Determine the number of lines that have the string "Page" in them, and give only that number.
------------------------------------------------------------------------
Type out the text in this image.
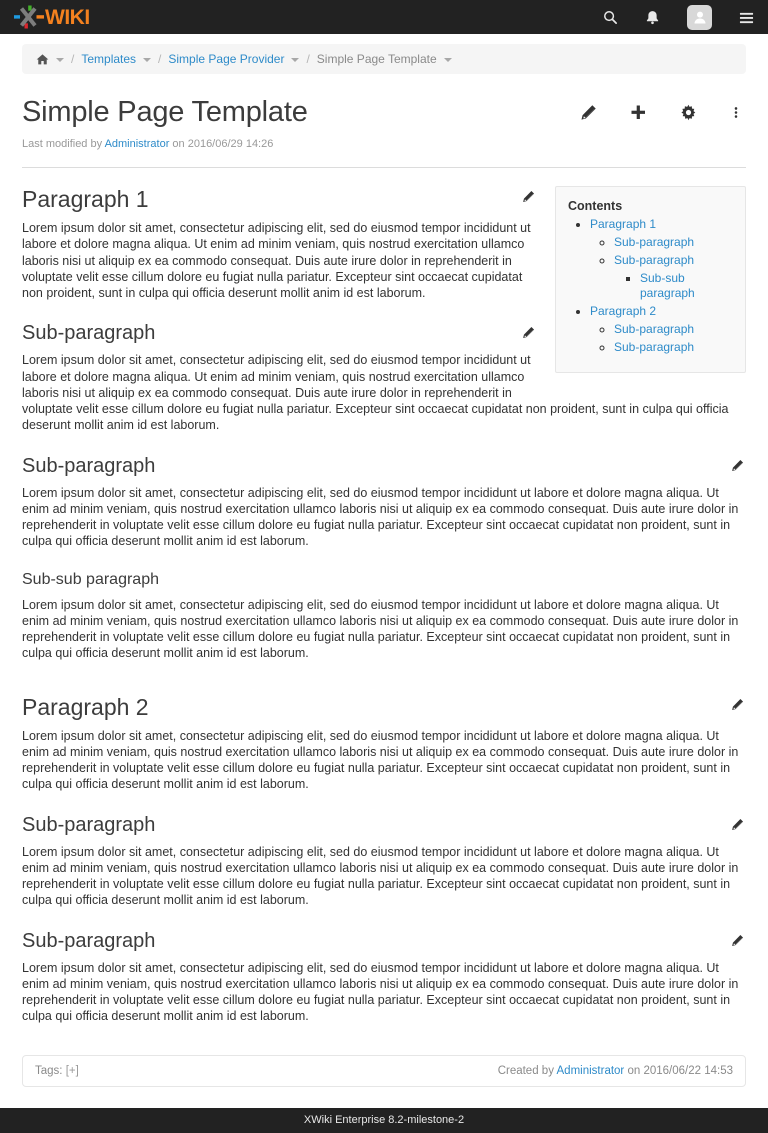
WIKI
/ Templates / Simple Page Provider / Simple Page Template
Simple Page Template
Last modified by Administrator on 2016/06/29 14:26
Contents
• Paragraph 1
◦ Sub-paragraph
◦ Sub-paragraph
▪ Sub-sub paragraph
• Paragraph 2
◦ Sub-paragraph
◦ Sub-paragraph
Paragraph 1

Lorem ipsum dolor sit amet, consectetur adipiscing elit, sed do eiusmod tempor incididunt ut labore et dolore magna aliqua. Ut enim ad minim veniam, quis nostrud exercitation ullamco laboris nisi ut aliquip ex ea commodo consequat. Duis aute irure dolor in reprehenderit in voluptate velit esse cillum dolore eu fugiat nulla pariatur. Excepteur sint occaecat cupidatat non proident, sunt in culpa qui officia deserunt mollit anim id est laborum.

Sub-paragraph

Lorem ipsum dolor sit amet, consectetur adipiscing elit, sed do eiusmod tempor incididunt ut labore et dolore magna aliqua. Ut enim ad minim veniam, quis nostrud exercitation ullamco laboris nisi ut aliquip ex ea commodo consequat. Duis aute irure dolor in reprehenderit in voluptate velit esse cillum dolore eu fugiat nulla pariatur. Excepteur sint occaecat cupidatat non proident, sunt in culpa qui officia deserunt mollit anim id est laborum.

Sub-paragraph

Lorem ipsum dolor sit amet, consectetur adipiscing elit, sed do eiusmod tempor incididunt ut labore et dolore magna aliqua. Ut enim ad minim veniam, quis nostrud exercitation ullamco laboris nisi ut aliquip ex ea commodo consequat. Duis aute irure dolor in reprehenderit in voluptate velit esse cillum dolore eu fugiat nulla pariatur. Excepteur sint occaecat cupidatat non proident, sunt in culpa qui officia deserunt mollit anim id est laborum.

Sub-sub paragraph

Lorem ipsum dolor sit amet, consectetur adipiscing elit, sed do eiusmod tempor incididunt ut labore et dolore magna aliqua. Ut enim ad minim veniam, quis nostrud exercitation ullamco laboris nisi ut aliquip ex ea commodo consequat. Duis aute irure dolor in reprehenderit in voluptate velit esse cillum dolore eu fugiat nulla pariatur. Excepteur sint occaecat cupidatat non proident, sunt in culpa qui officia deserunt mollit anim id est laborum.

Paragraph 2

Lorem ipsum dolor sit amet, consectetur adipiscing elit, sed do eiusmod tempor incididunt ut labore et dolore magna aliqua. Ut enim ad minim veniam, quis nostrud exercitation ullamco laboris nisi ut aliquip ex ea commodo consequat. Duis aute irure dolor in reprehenderit in voluptate velit esse cillum dolore eu fugiat nulla pariatur. Excepteur sint occaecat cupidatat non proident, sunt in culpa qui officia deserunt mollit anim id est laborum.

Sub-paragraph

Lorem ipsum dolor sit amet, consectetur adipiscing elit, sed do eiusmod tempor incididunt ut labore et dolore magna aliqua. Ut enim ad minim veniam, quis nostrud exercitation ullamco laboris nisi ut aliquip ex ea commodo consequat. Duis aute irure dolor in reprehenderit in voluptate velit esse cillum dolore eu fugiat nulla pariatur. Excepteur sint occaecat cupidatat non proident, sunt in culpa qui officia deserunt mollit anim id est laborum.

Sub-paragraph

Lorem ipsum dolor sit amet, consectetur adipiscing elit, sed do eiusmod tempor incididunt ut labore et dolore magna aliqua. Ut enim ad minim veniam, quis nostrud exercitation ullamco laboris nisi ut aliquip ex ea commodo consequat. Duis aute irure dolor in reprehenderit in voluptate velit esse cillum dolore eu fugiat nulla pariatur. Excepteur sint occaecat cupidatat non proident, sunt in culpa qui officia deserunt mollit anim id est laborum.

Tags: [+]	Created by Administrator on 2016/06/22 14:53
XWiki Enterprise 8.2-milestone-2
------------------------------------------------------------------------
== Response to this task ==
2